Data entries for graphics
— Start —

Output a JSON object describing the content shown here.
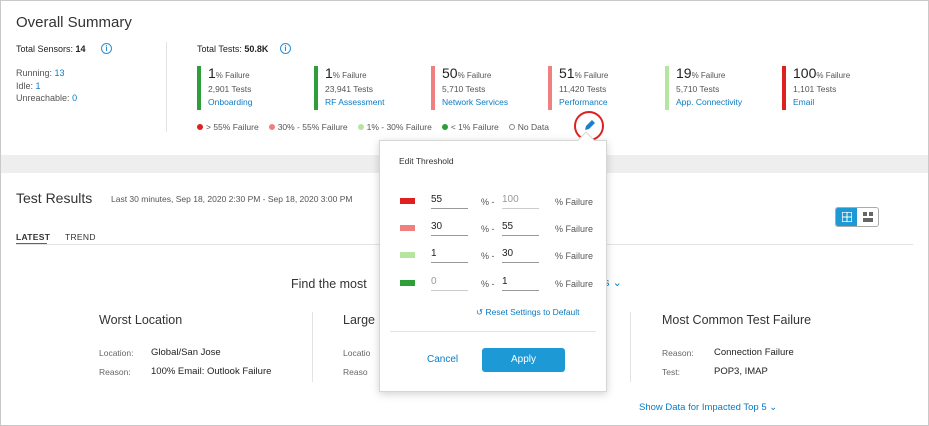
{
  "summary": {
    "title": "Overall Summary",
    "sensors_label": "Total Sensors:",
    "sensors_value": "14",
    "running_label": "Running:",
    "running_value": "13",
    "idle_label": "Idle:",
    "idle_value": "1",
    "unreachable_label": "Unreachable:",
    "unreachable_value": "0",
    "tests_label": "Total Tests:",
    "tests_value": "50.8K",
    "categories": [
      {
        "pct": "1",
        "unit": "% Failure",
        "tests": "2,901 Tests",
        "name": "Onboarding",
        "color": "#2e9e3a"
      },
      {
        "pct": "1",
        "unit": "% Failure",
        "tests": "23,941 Tests",
        "name": "RF Assessment",
        "color": "#2e9e3a"
      },
      {
        "pct": "50",
        "unit": "% Failure",
        "tests": "5,710 Tests",
        "name": "Network Services",
        "color": "#f08080"
      },
      {
        "pct": "51",
        "unit": "% Failure",
        "tests": "11,420 Tests",
        "name": "Performance",
        "color": "#f08080"
      },
      {
        "pct": "19",
        "unit": "% Failure",
        "tests": "5,710 Tests",
        "name": "App. Connectivity",
        "color": "#b5e6a0"
      },
      {
        "pct": "100",
        "unit": "% Failure",
        "tests": "1,101 Tests",
        "name": "Email",
        "color": "#e02020"
      }
    ],
    "legend": [
      {
        "label": "> 55% Failure",
        "color": "#e02020"
      },
      {
        "label": "30% - 55% Failure",
        "color": "#f08080"
      },
      {
        "label": "1% - 30% Failure",
        "color": "#b5e6a0"
      },
      {
        "label": "< 1% Failure",
        "color": "#2e9e3a"
      },
      {
        "label": "No Data",
        "color": "none"
      }
    ]
  },
  "results": {
    "title": "Test Results",
    "time_range": "Last 30 minutes, Sep 18, 2020 2:30 PM - Sep 18, 2020 3:00 PM",
    "tabs": [
      "LATEST",
      "TREND"
    ],
    "find_text": "Find the most",
    "find_suffix": "s",
    "worst_location": {
      "title": "Worst Location",
      "location_label": "Location:",
      "location_value": "Global/San Jose",
      "reason_label": "Reason:",
      "reason_value": "100% Email: Outlook Failure"
    },
    "middle": {
      "title": "Large",
      "location_label": "Locatio",
      "reason_label": "Reaso"
    },
    "common_failure": {
      "title": "Most Common Test Failure",
      "reason_label": "Reason:",
      "reason_value": "Connection Failure",
      "test_label": "Test:",
      "test_value": "POP3, IMAP"
    },
    "show_data": "Show Data for Impacted Top 5"
  },
  "threshold": {
    "title": "Edit Threshold",
    "rows": [
      {
        "color": "#e02020",
        "from": "55",
        "to": "100",
        "from_disabled": false,
        "to_disabled": true
      },
      {
        "color": "#f08080",
        "from": "30",
        "to": "55",
        "from_disabled": false,
        "to_disabled": false
      },
      {
        "color": "#b5e6a0",
        "from": "1",
        "to": "30",
        "from_disabled": false,
        "to_disabled": false
      },
      {
        "color": "#2e9e3a",
        "from": "0",
        "to": "1",
        "from_disabled": true,
        "to_disabled": false
      }
    ],
    "sep": "% -",
    "suffix": "% Failure",
    "reset": "Reset Settings to Default",
    "cancel": "Cancel",
    "apply": "Apply"
  }
}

— End —

_SET TASK_.
Copy each line above precisely, dropping the pictures.

_TASK SOLUTION_.
Output a JSON object describing the content shown here.
{
  "summary": {
    "title": "Overall Summary",
    "sensors_label": "Total Sensors:",
    "sensors_value": "14",
    "running_label": "Running:",
    "running_value": "13",
    "idle_label": "Idle:",
    "idle_value": "1",
    "unreachable_label": "Unreachable:",
    "unreachable_value": "0",
    "tests_label": "Total Tests:",
    "tests_value": "50.8K",
    "categories": [
      {
        "pct": "1",
        "unit": "% Failure",
        "tests": "2,901 Tests",
        "name": "Onboarding",
        "color": "#2e9e3a"
      },
      {
        "pct": "1",
        "unit": "% Failure",
        "tests": "23,941 Tests",
        "name": "RF Assessment",
        "color": "#2e9e3a"
      },
      {
        "pct": "50",
        "unit": "% Failure",
        "tests": "5,710 Tests",
        "name": "Network Services",
        "color": "#f08080"
      },
      {
        "pct": "51",
        "unit": "% Failure",
        "tests": "11,420 Tests",
        "name": "Performance",
        "color": "#f08080"
      },
      {
        "pct": "19",
        "unit": "% Failure",
        "tests": "5,710 Tests",
        "name": "App. Connectivity",
        "color": "#b5e6a0"
      },
      {
        "pct": "100",
        "unit": "% Failure",
        "tests": "1,101 Tests",
        "name": "Email",
        "color": "#e02020"
      }
    ],
    "legend": [
      {
        "label": "> 55% Failure",
        "color": "#e02020"
      },
      {
        "label": "30% - 55% Failure",
        "color": "#f08080"
      },
      {
        "label": "1% - 30% Failure",
        "color": "#b5e6a0"
      },
      {
        "label": "< 1% Failure",
        "color": "#2e9e3a"
      },
      {
        "label": "No Data",
        "color": "none"
      }
    ]
  },
  "results": {
    "title": "Test Results",
    "time_range": "Last 30 minutes, Sep 18, 2020 2:30 PM - Sep 18, 2020 3:00 PM",
    "tabs": [
      "LATEST",
      "TREND"
    ],
    "find_text": "Find the most",
    "find_suffix": "s",
    "worst_location": {
      "title": "Worst Location",
      "location_label": "Location:",
      "location_value": "Global/San Jose",
      "reason_label": "Reason:",
      "reason_value": "100% Email: Outlook Failure"
    },
    "middle": {
      "title": "Large",
      "location_label": "Locatio",
      "reason_label": "Reaso"
    },
    "common_failure": {
      "title": "Most Common Test Failure",
      "reason_label": "Reason:",
      "reason_value": "Connection Failure",
      "test_label": "Test:",
      "test_value": "POP3, IMAP"
    },
    "show_data": "Show Data for Impacted Top 5"
  },
  "threshold": {
    "title": "Edit Threshold",
    "rows": [
      {
        "color": "#e02020",
        "from": "55",
        "to": "100",
        "from_disabled": false,
        "to_disabled": true
      },
      {
        "color": "#f08080",
        "from": "30",
        "to": "55",
        "from_disabled": false,
        "to_disabled": false
      },
      {
        "color": "#b5e6a0",
        "from": "1",
        "to": "30",
        "from_disabled": false,
        "to_disabled": false
      },
      {
        "color": "#2e9e3a",
        "from": "0",
        "to": "1",
        "from_disabled": true,
        "to_disabled": false
      }
    ],
    "sep": "% -",
    "suffix": "% Failure",
    "reset": "Reset Settings to Default",
    "cancel": "Cancel",
    "apply": "Apply"
  }
}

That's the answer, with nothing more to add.